**What to work on**: Leave out the pictures and repeat everything else in the records exactly.

**Material supplied**:
══════════════════════════════
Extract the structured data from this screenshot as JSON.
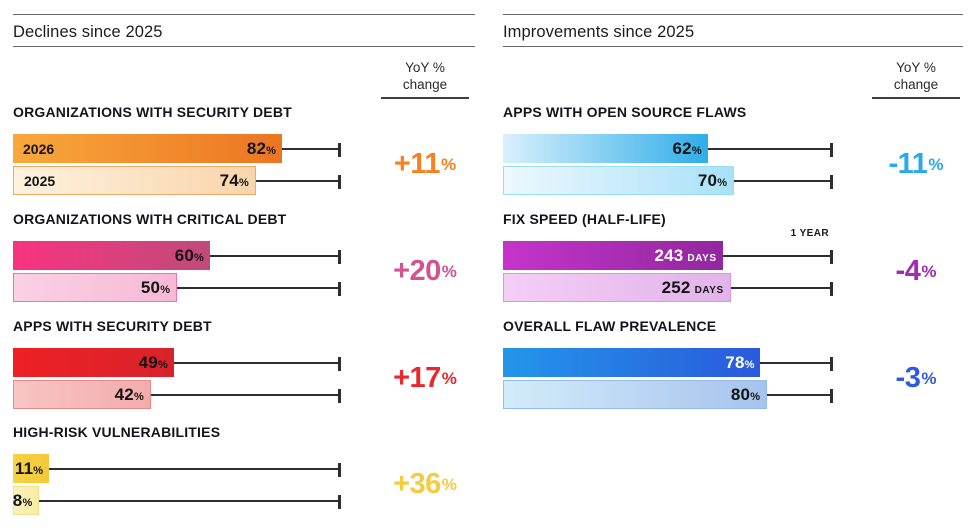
{
  "chart_data": [
    {
      "type": "bar",
      "orientation": "horizontal",
      "section_title": "Declines since 2025",
      "yoy_header": "YoY % change",
      "yoy_header_line1": "YoY %",
      "yoy_header_line2": "change",
      "value_axis": {
        "max": 100,
        "unit": "%",
        "whisker_marks_full_scale": true
      },
      "groups": [
        {
          "title": "ORGANIZATIONS WITH SECURITY DEBT",
          "scale_max": 100,
          "yoy": {
            "num": "+11",
            "unit": "%",
            "color": "#F5821F"
          },
          "rows": [
            {
              "label": "2026",
              "num": "82",
              "unit": "%",
              "value": 82,
              "grad": [
                "#F9A83C",
                "#EC7522"
              ],
              "border": null,
              "text_color": "#141414"
            },
            {
              "label": "2025",
              "num": "74",
              "unit": "%",
              "value": 74,
              "grad": [
                "#FDF2DE",
                "#F9D5AB"
              ],
              "border": "#F1A763",
              "text_color": "#141414"
            }
          ]
        },
        {
          "title": "ORGANIZATIONS WITH CRITICAL DEBT",
          "scale_max": 100,
          "yoy": {
            "num": "+20",
            "unit": "%",
            "color": "#D2548E"
          },
          "rows": [
            {
              "label": null,
              "num": "60",
              "unit": "%",
              "value": 60,
              "grad": [
                "#F83380",
                "#C04B79"
              ],
              "border": null,
              "text_color": "#141414"
            },
            {
              "label": null,
              "num": "50",
              "unit": "%",
              "value": 50,
              "grad": [
                "#FBD1E4",
                "#F6B9D6"
              ],
              "border": "#EF74AA",
              "text_color": "#141414"
            }
          ]
        },
        {
          "title": "APPS WITH SECURITY DEBT",
          "scale_max": 100,
          "yoy": {
            "num": "+17",
            "unit": "%",
            "color": "#E8282D"
          },
          "rows": [
            {
              "label": null,
              "num": "49",
              "unit": "%",
              "value": 49,
              "grad": [
                "#EE2024",
                "#D8232B"
              ],
              "border": null,
              "text_color": "#141414"
            },
            {
              "label": null,
              "num": "42",
              "unit": "%",
              "value": 42,
              "grad": [
                "#F8C5C4",
                "#F3ACAC"
              ],
              "border": "#E98A8A",
              "text_color": "#141414"
            }
          ]
        },
        {
          "title": "HIGH-RISK VULNERABILITIES",
          "scale_max": 100,
          "yoy": {
            "num": "+36",
            "unit": "%",
            "color": "#F7CB3F"
          },
          "rows": [
            {
              "label": null,
              "num": "11",
              "unit": "%",
              "value": 11,
              "grad": [
                "#F7D243",
                "#F2C93A"
              ],
              "border": null,
              "text_color": "#141414"
            },
            {
              "label": null,
              "num": "8",
              "unit": "%",
              "value": 8,
              "grad": [
                "#FBF2BC",
                "#F8ECA6"
              ],
              "border": "#F3DF87",
              "text_color": "#141414"
            }
          ]
        }
      ]
    },
    {
      "type": "bar",
      "orientation": "horizontal",
      "section_title": "Improvements since 2025",
      "yoy_header": "YoY % change",
      "yoy_header_line1": "YoY %",
      "yoy_header_line2": "change",
      "value_axis": {
        "max": 100,
        "unit": "%",
        "whisker_marks_full_scale": true
      },
      "groups": [
        {
          "title": "APPS WITH OPEN SOURCE FLAWS",
          "scale_max": 100,
          "yoy": {
            "num": "-11",
            "unit": "%",
            "color": "#29A9EC"
          },
          "rows": [
            {
              "label": null,
              "num": "62",
              "unit": "%",
              "value": 62,
              "grad": [
                "#D9F0FC",
                "#2FADE9"
              ],
              "border": null,
              "text_color": "#141414"
            },
            {
              "label": null,
              "num": "70",
              "unit": "%",
              "value": 70,
              "grad": [
                "#EDF8FE",
                "#A8E1F8"
              ],
              "border": "#9ADDF7",
              "text_color": "#141414"
            }
          ]
        },
        {
          "title": "FIX SPEED (HALF-LIFE)",
          "scale_max": 365,
          "yoy": {
            "num": "-4",
            "unit": "%",
            "color": "#A02CB5"
          },
          "rows": [
            {
              "label": null,
              "num": "243",
              "unit": "DAYS",
              "value": 243,
              "grad": [
                "#C534CB",
                "#91289E"
              ],
              "border": null,
              "text_color": "#FFFFFF",
              "note": "1 YEAR"
            },
            {
              "label": null,
              "num": "252",
              "unit": "DAYS",
              "value": 252,
              "grad": [
                "#F4CEF5",
                "#E2B3EA"
              ],
              "border": "#DD96DC",
              "text_color": "#141414"
            }
          ]
        },
        {
          "title": "OVERALL FLAW PREVALENCE",
          "scale_max": 100,
          "yoy": {
            "num": "-3",
            "unit": "%",
            "color": "#2C5CD9"
          },
          "rows": [
            {
              "label": null,
              "num": "78",
              "unit": "%",
              "value": 78,
              "grad": [
                "#2396EA",
                "#2A59DB"
              ],
              "border": null,
              "text_color": "#FFFFFF"
            },
            {
              "label": null,
              "num": "80",
              "unit": "%",
              "value": 80,
              "grad": [
                "#D3ECFA",
                "#A5C3ED"
              ],
              "border": "#97BBE9",
              "text_color": "#141414"
            }
          ]
        }
      ]
    }
  ]
}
══════════════════════════════
**Problem solution**:
Extract the structured data from this screenshot as JSON.
{
  "chart_data": [
    {
      "type": "bar",
      "orientation": "horizontal",
      "section_title": "Declines since 2025",
      "yoy_header": "YoY % change",
      "yoy_header_line1": "YoY %",
      "yoy_header_line2": "change",
      "value_axis": {
        "max": 100,
        "unit": "%",
        "whisker_marks_full_scale": true
      },
      "groups": [
        {
          "title": "ORGANIZATIONS WITH SECURITY DEBT",
          "scale_max": 100,
          "yoy": {
            "num": "+11",
            "unit": "%",
            "color": "#F5821F"
          },
          "rows": [
            {
              "label": "2026",
              "num": "82",
              "unit": "%",
              "value": 82,
              "grad": [
                "#F9A83C",
                "#EC7522"
              ],
              "border": null,
              "text_color": "#141414"
            },
            {
              "label": "2025",
              "num": "74",
              "unit": "%",
              "value": 74,
              "grad": [
                "#FDF2DE",
                "#F9D5AB"
              ],
              "border": "#F1A763",
              "text_color": "#141414"
            }
          ]
        },
        {
          "title": "ORGANIZATIONS WITH CRITICAL DEBT",
          "scale_max": 100,
          "yoy": {
            "num": "+20",
            "unit": "%",
            "color": "#D2548E"
          },
          "rows": [
            {
              "label": null,
              "num": "60",
              "unit": "%",
              "value": 60,
              "grad": [
                "#F83380",
                "#C04B79"
              ],
              "border": null,
              "text_color": "#141414"
            },
            {
              "label": null,
              "num": "50",
              "unit": "%",
              "value": 50,
              "grad": [
                "#FBD1E4",
                "#F6B9D6"
              ],
              "border": "#EF74AA",
              "text_color": "#141414"
            }
          ]
        },
        {
          "title": "APPS WITH SECURITY DEBT",
          "scale_max": 100,
          "yoy": {
            "num": "+17",
            "unit": "%",
            "color": "#E8282D"
          },
          "rows": [
            {
              "label": null,
              "num": "49",
              "unit": "%",
              "value": 49,
              "grad": [
                "#EE2024",
                "#D8232B"
              ],
              "border": null,
              "text_color": "#141414"
            },
            {
              "label": null,
              "num": "42",
              "unit": "%",
              "value": 42,
              "grad": [
                "#F8C5C4",
                "#F3ACAC"
              ],
              "border": "#E98A8A",
              "text_color": "#141414"
            }
          ]
        },
        {
          "title": "HIGH-RISK VULNERABILITIES",
          "scale_max": 100,
          "yoy": {
            "num": "+36",
            "unit": "%",
            "color": "#F7CB3F"
          },
          "rows": [
            {
              "label": null,
              "num": "11",
              "unit": "%",
              "value": 11,
              "grad": [
                "#F7D243",
                "#F2C93A"
              ],
              "border": null,
              "text_color": "#141414"
            },
            {
              "label": null,
              "num": "8",
              "unit": "%",
              "value": 8,
              "grad": [
                "#FBF2BC",
                "#F8ECA6"
              ],
              "border": "#F3DF87",
              "text_color": "#141414"
            }
          ]
        }
      ]
    },
    {
      "type": "bar",
      "orientation": "horizontal",
      "section_title": "Improvements since 2025",
      "yoy_header": "YoY % change",
      "yoy_header_line1": "YoY %",
      "yoy_header_line2": "change",
      "value_axis": {
        "max": 100,
        "unit": "%",
        "whisker_marks_full_scale": true
      },
      "groups": [
        {
          "title": "APPS WITH OPEN SOURCE FLAWS",
          "scale_max": 100,
          "yoy": {
            "num": "-11",
            "unit": "%",
            "color": "#29A9EC"
          },
          "rows": [
            {
              "label": null,
              "num": "62",
              "unit": "%",
              "value": 62,
              "grad": [
                "#D9F0FC",
                "#2FADE9"
              ],
              "border": null,
              "text_color": "#141414"
            },
            {
              "label": null,
              "num": "70",
              "unit": "%",
              "value": 70,
              "grad": [
                "#EDF8FE",
                "#A8E1F8"
              ],
              "border": "#9ADDF7",
              "text_color": "#141414"
            }
          ]
        },
        {
          "title": "FIX SPEED (HALF-LIFE)",
          "scale_max": 365,
          "yoy": {
            "num": "-4",
            "unit": "%",
            "color": "#A02CB5"
          },
          "rows": [
            {
              "label": null,
              "num": "243",
              "unit": "DAYS",
              "value": 243,
              "grad": [
                "#C534CB",
                "#91289E"
              ],
              "border": null,
              "text_color": "#FFFFFF",
              "note": "1 YEAR"
            },
            {
              "label": null,
              "num": "252",
              "unit": "DAYS",
              "value": 252,
              "grad": [
                "#F4CEF5",
                "#E2B3EA"
              ],
              "border": "#DD96DC",
              "text_color": "#141414"
            }
          ]
        },
        {
          "title": "OVERALL FLAW PREVALENCE",
          "scale_max": 100,
          "yoy": {
            "num": "-3",
            "unit": "%",
            "color": "#2C5CD9"
          },
          "rows": [
            {
              "label": null,
              "num": "78",
              "unit": "%",
              "value": 78,
              "grad": [
                "#2396EA",
                "#2A59DB"
              ],
              "border": null,
              "text_color": "#FFFFFF"
            },
            {
              "label": null,
              "num": "80",
              "unit": "%",
              "value": 80,
              "grad": [
                "#D3ECFA",
                "#A5C3ED"
              ],
              "border": "#97BBE9",
              "text_color": "#141414"
            }
          ]
        }
      ]
    }
  ]
}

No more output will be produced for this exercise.